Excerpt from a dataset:
--*--

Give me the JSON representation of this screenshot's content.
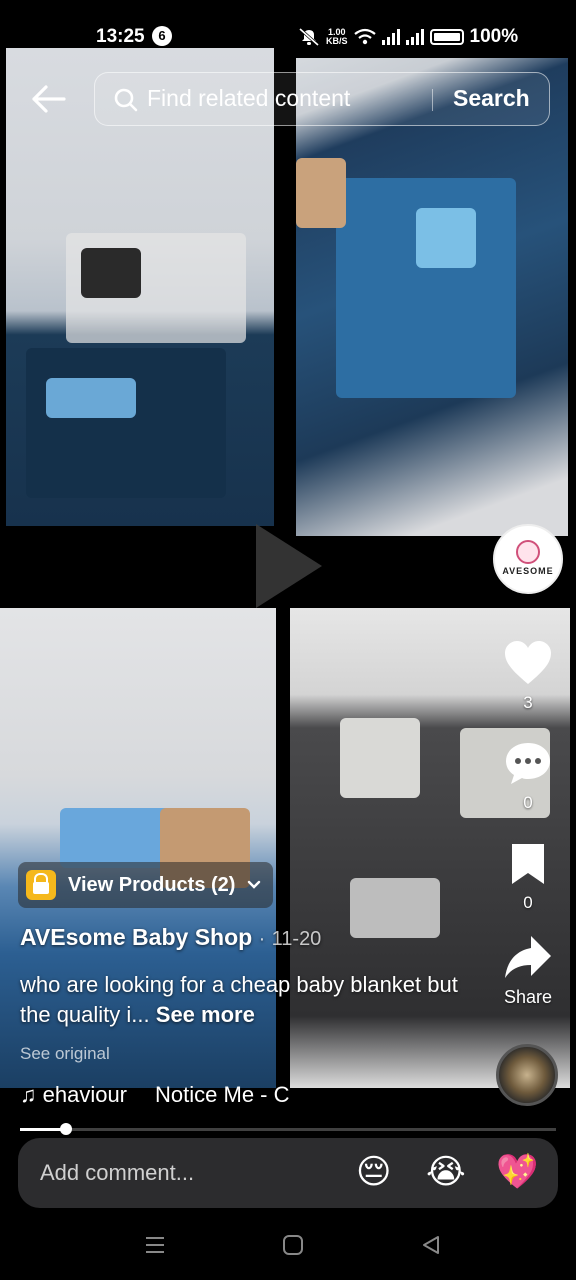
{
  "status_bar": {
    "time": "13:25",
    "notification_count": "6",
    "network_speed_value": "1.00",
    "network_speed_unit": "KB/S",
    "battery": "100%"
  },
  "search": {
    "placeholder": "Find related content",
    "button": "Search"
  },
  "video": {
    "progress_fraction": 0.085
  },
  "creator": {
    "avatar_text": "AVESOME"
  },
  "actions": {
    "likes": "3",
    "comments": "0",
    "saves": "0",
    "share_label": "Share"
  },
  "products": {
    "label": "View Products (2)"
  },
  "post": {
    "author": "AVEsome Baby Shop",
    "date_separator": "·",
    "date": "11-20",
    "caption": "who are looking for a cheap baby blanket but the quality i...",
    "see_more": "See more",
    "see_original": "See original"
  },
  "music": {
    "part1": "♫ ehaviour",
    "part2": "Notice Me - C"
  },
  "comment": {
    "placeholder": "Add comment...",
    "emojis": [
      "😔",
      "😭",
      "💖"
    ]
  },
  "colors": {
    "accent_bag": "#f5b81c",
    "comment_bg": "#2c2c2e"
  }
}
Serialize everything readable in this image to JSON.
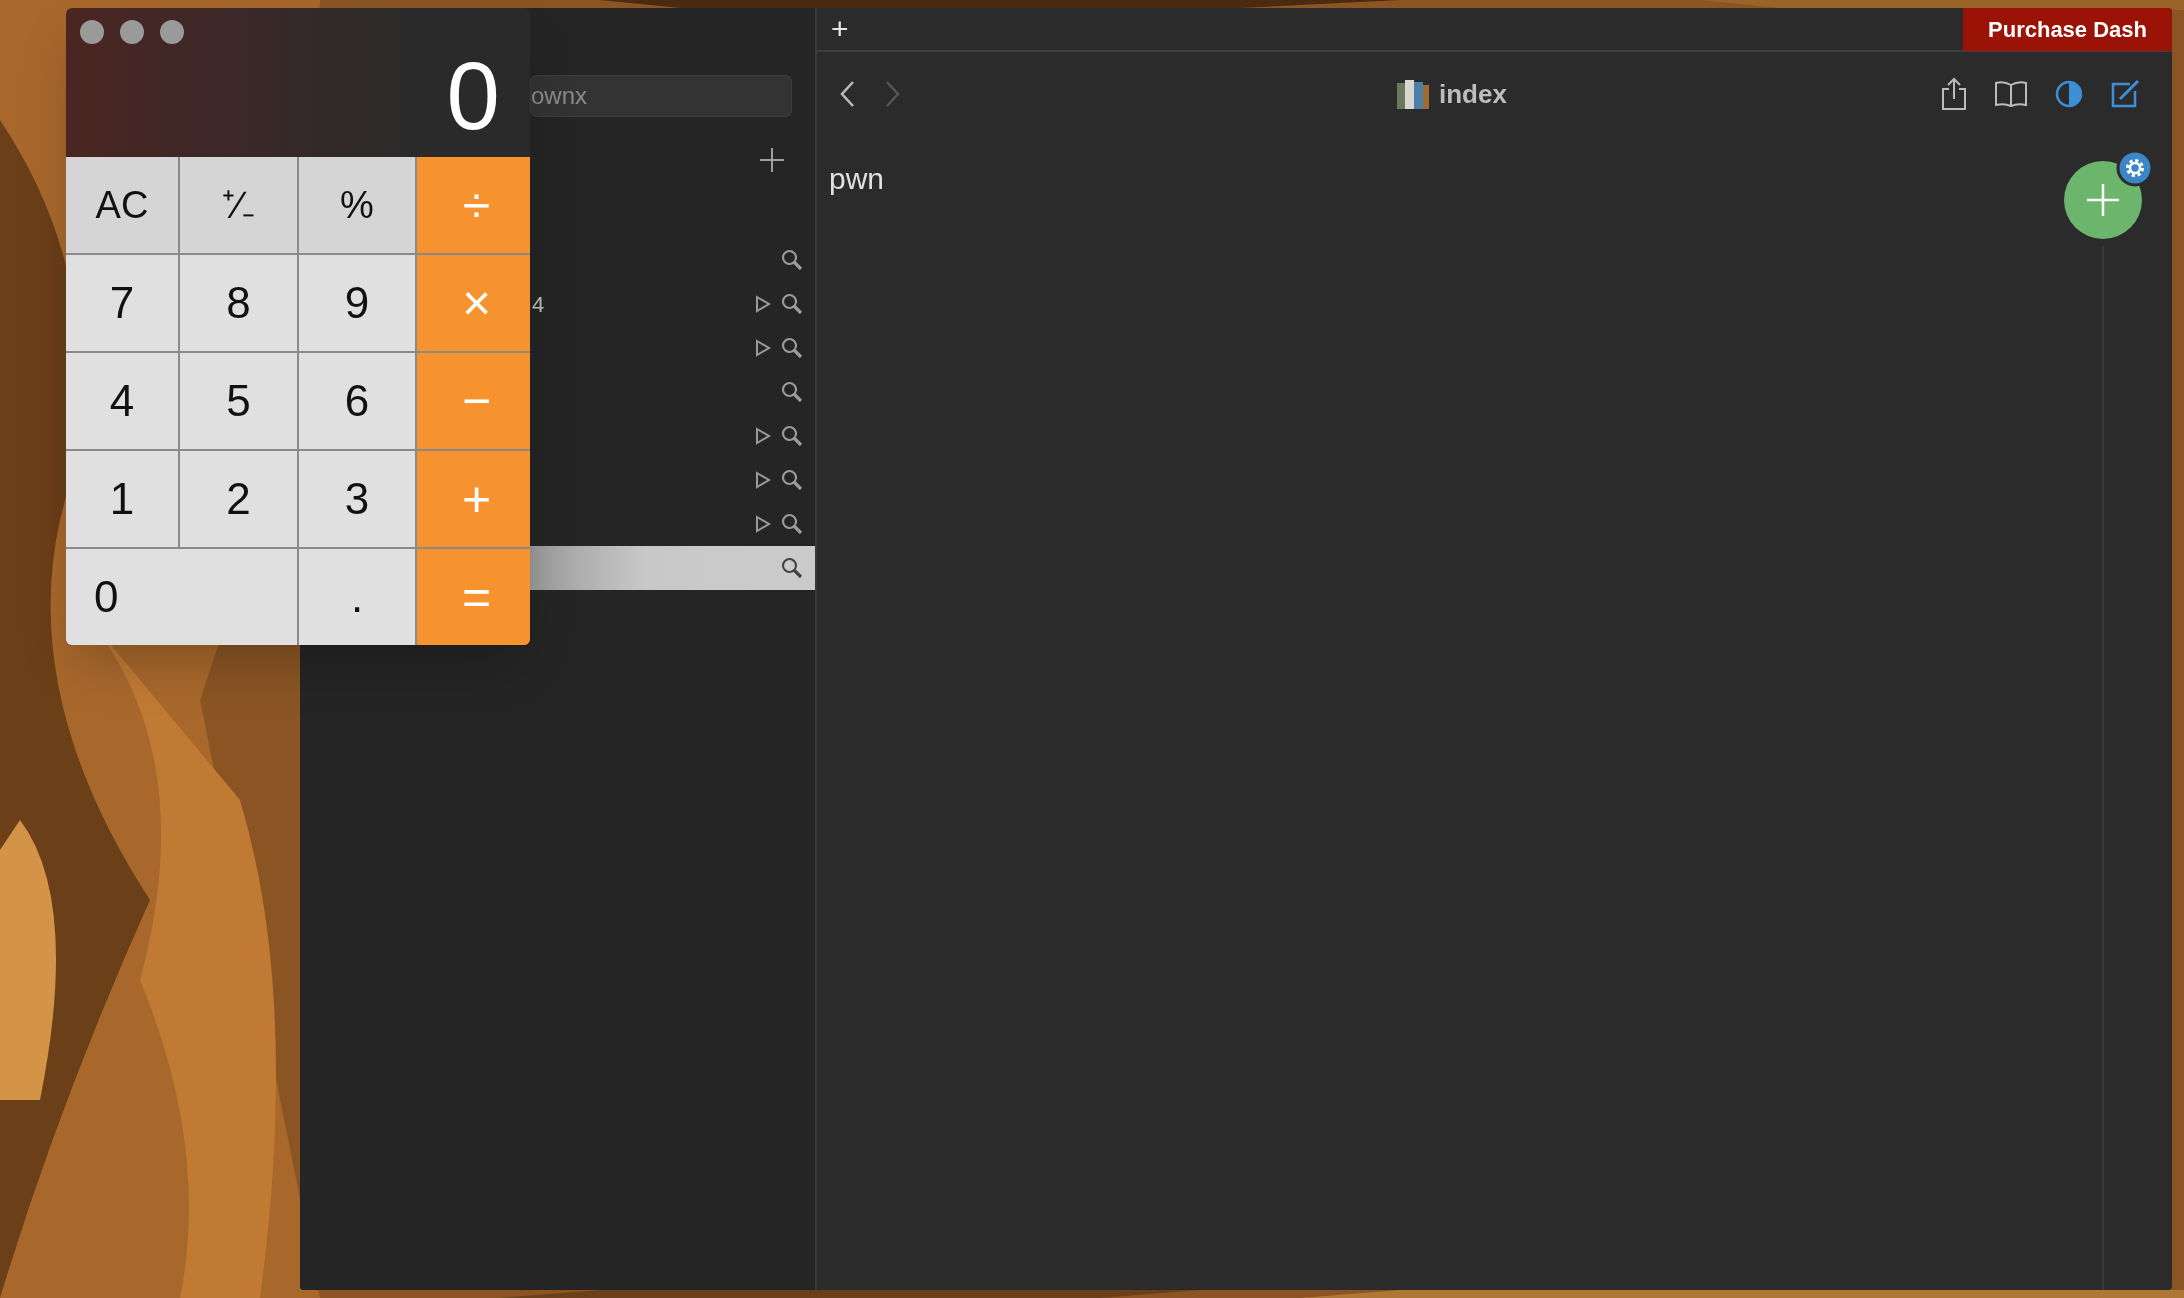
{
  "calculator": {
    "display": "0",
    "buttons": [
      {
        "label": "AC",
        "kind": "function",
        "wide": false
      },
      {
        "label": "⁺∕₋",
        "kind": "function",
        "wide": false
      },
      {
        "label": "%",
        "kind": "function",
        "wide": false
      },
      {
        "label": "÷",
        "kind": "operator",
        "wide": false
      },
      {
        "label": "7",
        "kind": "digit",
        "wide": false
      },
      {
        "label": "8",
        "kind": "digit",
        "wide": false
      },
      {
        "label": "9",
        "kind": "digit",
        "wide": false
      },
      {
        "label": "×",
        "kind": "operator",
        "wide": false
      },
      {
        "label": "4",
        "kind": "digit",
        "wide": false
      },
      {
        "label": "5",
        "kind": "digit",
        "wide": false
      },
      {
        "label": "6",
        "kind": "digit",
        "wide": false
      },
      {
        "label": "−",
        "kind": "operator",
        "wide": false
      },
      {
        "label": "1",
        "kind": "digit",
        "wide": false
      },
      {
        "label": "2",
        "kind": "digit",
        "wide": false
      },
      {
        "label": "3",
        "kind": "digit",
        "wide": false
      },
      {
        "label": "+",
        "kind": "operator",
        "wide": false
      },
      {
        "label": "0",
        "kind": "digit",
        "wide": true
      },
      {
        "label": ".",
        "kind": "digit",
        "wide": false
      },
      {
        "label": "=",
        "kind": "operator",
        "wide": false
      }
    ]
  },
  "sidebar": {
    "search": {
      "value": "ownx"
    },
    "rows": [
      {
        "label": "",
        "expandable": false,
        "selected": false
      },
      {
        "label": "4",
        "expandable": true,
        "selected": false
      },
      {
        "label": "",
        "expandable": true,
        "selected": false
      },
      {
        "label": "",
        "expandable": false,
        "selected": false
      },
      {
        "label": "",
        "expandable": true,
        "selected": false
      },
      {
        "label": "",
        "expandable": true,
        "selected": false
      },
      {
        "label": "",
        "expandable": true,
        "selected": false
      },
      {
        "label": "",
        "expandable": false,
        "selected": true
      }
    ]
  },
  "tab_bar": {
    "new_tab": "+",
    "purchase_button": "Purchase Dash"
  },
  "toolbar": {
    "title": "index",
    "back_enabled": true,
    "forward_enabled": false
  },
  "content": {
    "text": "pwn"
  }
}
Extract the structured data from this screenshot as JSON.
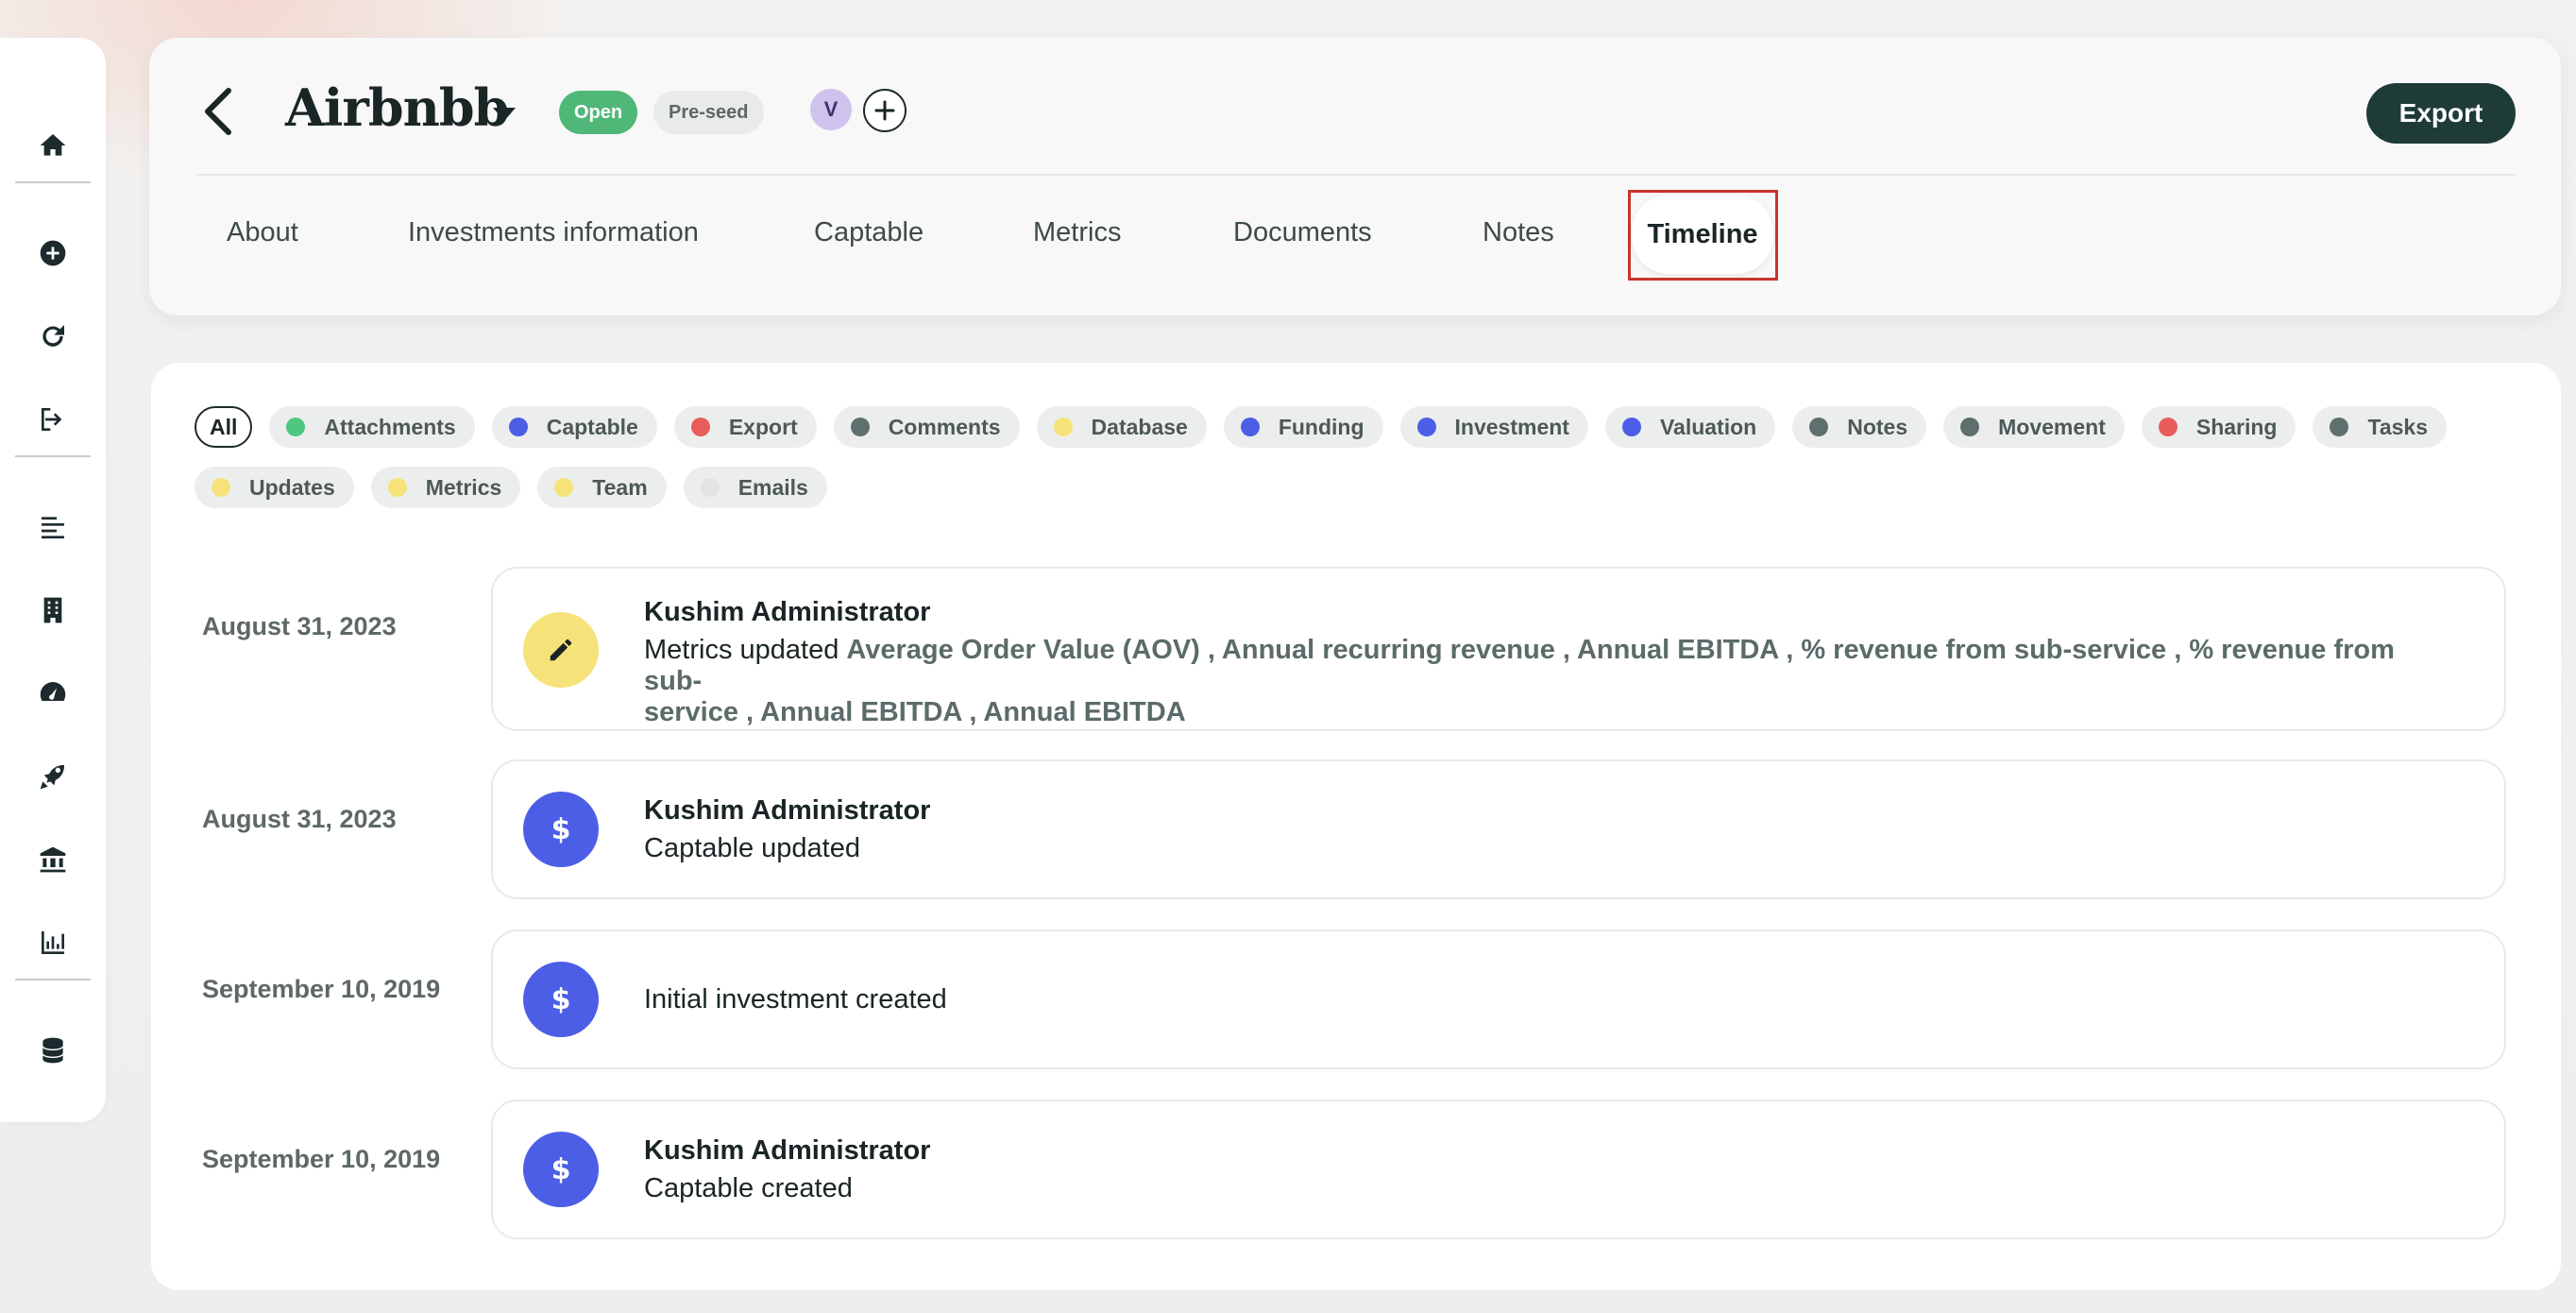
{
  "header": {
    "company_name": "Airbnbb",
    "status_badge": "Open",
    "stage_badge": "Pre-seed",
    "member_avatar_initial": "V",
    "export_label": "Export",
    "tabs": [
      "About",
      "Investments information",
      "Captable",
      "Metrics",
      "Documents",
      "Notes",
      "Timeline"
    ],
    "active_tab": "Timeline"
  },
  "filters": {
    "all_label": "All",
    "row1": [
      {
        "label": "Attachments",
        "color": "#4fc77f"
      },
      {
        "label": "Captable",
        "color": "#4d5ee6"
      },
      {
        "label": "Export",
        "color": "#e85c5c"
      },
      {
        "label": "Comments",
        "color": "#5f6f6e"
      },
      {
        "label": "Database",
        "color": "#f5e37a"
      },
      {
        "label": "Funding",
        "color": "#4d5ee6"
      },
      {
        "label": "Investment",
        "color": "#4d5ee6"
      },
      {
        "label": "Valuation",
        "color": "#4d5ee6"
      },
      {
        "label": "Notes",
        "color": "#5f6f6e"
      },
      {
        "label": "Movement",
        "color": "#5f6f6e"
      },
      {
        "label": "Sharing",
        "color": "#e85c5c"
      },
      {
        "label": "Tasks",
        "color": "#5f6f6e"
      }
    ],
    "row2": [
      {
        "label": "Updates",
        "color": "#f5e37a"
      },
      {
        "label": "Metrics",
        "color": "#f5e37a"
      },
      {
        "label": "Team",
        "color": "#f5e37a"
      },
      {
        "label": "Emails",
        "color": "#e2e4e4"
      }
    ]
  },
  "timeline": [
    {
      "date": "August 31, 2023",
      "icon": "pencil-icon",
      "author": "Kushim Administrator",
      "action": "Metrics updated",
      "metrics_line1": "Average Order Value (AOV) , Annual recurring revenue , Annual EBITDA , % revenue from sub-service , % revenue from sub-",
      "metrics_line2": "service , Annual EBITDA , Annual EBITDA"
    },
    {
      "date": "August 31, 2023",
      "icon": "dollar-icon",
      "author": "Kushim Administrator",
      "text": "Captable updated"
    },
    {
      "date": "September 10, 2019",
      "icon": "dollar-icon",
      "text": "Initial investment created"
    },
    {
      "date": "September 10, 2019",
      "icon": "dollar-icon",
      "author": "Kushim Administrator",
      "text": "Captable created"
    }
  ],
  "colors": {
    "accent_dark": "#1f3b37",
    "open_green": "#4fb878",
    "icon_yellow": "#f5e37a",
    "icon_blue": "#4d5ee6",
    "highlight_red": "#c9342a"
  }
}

--*--

_Goal_.
Of the lines in the listing above, how many hold the string "updated"? Reply with the number only.

_Result_.
2